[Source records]
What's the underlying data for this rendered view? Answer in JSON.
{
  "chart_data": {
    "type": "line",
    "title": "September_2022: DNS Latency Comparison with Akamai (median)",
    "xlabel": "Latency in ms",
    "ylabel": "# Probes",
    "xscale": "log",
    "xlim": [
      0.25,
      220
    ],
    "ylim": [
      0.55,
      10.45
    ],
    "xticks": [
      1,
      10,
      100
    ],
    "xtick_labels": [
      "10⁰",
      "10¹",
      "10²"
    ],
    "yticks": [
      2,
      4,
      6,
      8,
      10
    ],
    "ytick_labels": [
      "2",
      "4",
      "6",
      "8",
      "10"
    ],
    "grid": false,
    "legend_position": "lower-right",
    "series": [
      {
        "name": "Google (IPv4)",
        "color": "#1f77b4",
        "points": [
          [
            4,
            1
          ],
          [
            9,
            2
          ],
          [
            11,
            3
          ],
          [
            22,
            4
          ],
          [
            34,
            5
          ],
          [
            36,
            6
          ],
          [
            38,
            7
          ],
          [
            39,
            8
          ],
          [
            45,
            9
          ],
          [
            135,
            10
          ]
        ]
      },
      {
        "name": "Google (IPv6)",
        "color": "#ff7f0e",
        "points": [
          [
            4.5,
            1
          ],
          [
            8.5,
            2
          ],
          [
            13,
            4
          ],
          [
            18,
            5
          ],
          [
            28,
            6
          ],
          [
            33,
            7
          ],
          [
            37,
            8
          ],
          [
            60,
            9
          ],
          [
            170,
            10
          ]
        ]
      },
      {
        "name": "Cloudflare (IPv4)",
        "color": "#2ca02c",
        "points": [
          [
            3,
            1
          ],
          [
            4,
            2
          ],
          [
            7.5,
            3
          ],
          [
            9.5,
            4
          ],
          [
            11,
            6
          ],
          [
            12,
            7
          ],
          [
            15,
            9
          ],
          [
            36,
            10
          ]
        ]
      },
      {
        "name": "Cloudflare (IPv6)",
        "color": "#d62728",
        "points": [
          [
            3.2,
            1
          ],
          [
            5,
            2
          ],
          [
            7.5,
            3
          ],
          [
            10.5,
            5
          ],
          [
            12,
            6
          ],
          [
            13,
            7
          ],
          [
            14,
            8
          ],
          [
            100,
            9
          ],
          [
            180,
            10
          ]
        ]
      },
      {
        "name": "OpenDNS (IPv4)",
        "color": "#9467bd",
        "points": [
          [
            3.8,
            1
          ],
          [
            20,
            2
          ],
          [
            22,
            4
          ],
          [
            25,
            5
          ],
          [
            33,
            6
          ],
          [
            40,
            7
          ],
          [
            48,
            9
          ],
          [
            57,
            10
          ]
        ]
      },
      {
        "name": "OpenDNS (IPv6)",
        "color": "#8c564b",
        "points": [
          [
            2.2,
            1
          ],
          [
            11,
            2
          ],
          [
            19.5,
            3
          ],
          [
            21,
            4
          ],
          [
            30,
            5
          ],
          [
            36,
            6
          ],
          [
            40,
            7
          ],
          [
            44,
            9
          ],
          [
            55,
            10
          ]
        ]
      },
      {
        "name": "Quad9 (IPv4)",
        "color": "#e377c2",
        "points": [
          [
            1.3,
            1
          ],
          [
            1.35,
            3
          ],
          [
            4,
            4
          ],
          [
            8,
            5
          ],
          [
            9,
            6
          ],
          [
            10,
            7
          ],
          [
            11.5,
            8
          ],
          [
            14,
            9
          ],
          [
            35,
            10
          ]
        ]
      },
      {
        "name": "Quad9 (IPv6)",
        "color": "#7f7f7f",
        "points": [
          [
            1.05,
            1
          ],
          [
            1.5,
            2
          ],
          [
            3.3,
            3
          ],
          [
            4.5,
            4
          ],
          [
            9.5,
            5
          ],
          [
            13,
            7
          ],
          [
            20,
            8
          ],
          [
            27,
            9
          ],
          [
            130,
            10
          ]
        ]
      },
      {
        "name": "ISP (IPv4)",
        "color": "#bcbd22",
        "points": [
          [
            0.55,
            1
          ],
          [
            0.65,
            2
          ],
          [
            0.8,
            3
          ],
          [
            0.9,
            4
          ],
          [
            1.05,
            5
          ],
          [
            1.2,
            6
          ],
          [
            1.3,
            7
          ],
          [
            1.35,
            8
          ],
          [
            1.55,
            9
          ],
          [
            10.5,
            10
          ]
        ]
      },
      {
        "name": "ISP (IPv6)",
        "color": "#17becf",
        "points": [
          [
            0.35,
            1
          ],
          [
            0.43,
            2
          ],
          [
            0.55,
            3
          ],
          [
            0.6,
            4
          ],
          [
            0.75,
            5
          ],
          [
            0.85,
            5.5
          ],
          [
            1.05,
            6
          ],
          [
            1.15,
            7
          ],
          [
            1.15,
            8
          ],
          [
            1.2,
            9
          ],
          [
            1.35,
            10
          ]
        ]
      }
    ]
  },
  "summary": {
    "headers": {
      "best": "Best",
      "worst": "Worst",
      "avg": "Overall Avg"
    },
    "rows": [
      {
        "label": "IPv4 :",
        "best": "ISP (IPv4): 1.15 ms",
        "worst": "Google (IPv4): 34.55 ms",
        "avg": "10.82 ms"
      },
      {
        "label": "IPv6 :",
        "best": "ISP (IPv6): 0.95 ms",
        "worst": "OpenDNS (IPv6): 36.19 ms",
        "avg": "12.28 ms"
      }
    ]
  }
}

==

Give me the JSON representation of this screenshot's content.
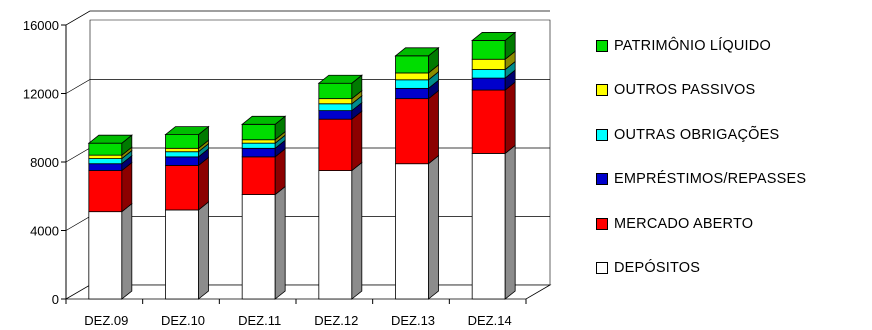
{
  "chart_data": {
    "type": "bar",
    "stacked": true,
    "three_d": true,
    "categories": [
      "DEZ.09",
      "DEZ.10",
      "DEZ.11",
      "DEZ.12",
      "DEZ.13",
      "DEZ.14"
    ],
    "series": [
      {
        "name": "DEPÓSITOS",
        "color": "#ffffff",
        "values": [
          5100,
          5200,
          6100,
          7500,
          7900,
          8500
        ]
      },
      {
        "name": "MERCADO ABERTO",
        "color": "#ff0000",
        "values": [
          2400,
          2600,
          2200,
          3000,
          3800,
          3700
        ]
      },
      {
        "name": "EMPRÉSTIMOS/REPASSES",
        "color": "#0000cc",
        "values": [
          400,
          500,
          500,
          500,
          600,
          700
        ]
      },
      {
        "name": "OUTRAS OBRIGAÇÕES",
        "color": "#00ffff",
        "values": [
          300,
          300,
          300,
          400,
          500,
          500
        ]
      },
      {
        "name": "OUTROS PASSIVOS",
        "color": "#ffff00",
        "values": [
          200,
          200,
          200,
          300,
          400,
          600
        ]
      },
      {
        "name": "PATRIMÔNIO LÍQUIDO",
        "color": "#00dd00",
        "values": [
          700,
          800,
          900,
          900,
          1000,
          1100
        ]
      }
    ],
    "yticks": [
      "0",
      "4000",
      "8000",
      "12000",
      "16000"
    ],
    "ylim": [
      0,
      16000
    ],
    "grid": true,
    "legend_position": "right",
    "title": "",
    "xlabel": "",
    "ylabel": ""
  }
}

■ **PROMPT**
Isolate the lines above that contain the word "Google" and copy them.

■ **THE RESPONSE**
        "name": "Google (IPv4)",
        "name": "Google (IPv6)",
        "worst": "Google (IPv4): 34.55 ms",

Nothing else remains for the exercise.